• [Aim of the task] Of the lines in the entries, how many hold the word "النار"? Give that number alone.

──────── Exercise materials

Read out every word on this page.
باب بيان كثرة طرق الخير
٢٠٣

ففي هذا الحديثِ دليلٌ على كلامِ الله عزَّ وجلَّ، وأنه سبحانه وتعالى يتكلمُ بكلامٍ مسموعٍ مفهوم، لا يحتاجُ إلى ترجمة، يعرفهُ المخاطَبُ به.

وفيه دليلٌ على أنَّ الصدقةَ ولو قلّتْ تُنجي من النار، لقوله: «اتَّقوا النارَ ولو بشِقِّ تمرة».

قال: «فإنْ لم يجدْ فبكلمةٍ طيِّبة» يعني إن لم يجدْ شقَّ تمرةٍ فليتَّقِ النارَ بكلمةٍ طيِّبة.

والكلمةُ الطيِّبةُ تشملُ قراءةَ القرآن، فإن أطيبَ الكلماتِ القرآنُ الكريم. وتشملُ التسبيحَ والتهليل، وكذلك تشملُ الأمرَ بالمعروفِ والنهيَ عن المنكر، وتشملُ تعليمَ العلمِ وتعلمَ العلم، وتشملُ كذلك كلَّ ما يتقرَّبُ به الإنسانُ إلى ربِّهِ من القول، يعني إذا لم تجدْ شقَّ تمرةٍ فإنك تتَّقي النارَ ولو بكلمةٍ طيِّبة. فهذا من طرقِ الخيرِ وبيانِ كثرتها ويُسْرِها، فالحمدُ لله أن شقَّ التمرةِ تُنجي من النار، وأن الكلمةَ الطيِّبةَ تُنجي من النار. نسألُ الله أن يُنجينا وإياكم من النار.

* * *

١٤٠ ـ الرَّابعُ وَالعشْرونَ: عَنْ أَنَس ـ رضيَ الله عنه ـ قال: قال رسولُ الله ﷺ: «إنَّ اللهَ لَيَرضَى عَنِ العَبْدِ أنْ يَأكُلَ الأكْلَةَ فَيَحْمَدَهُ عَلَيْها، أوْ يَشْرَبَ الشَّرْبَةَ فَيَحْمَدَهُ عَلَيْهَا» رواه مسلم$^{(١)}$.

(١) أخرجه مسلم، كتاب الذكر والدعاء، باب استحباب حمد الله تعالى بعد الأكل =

────────────────

• [Response to this task] 3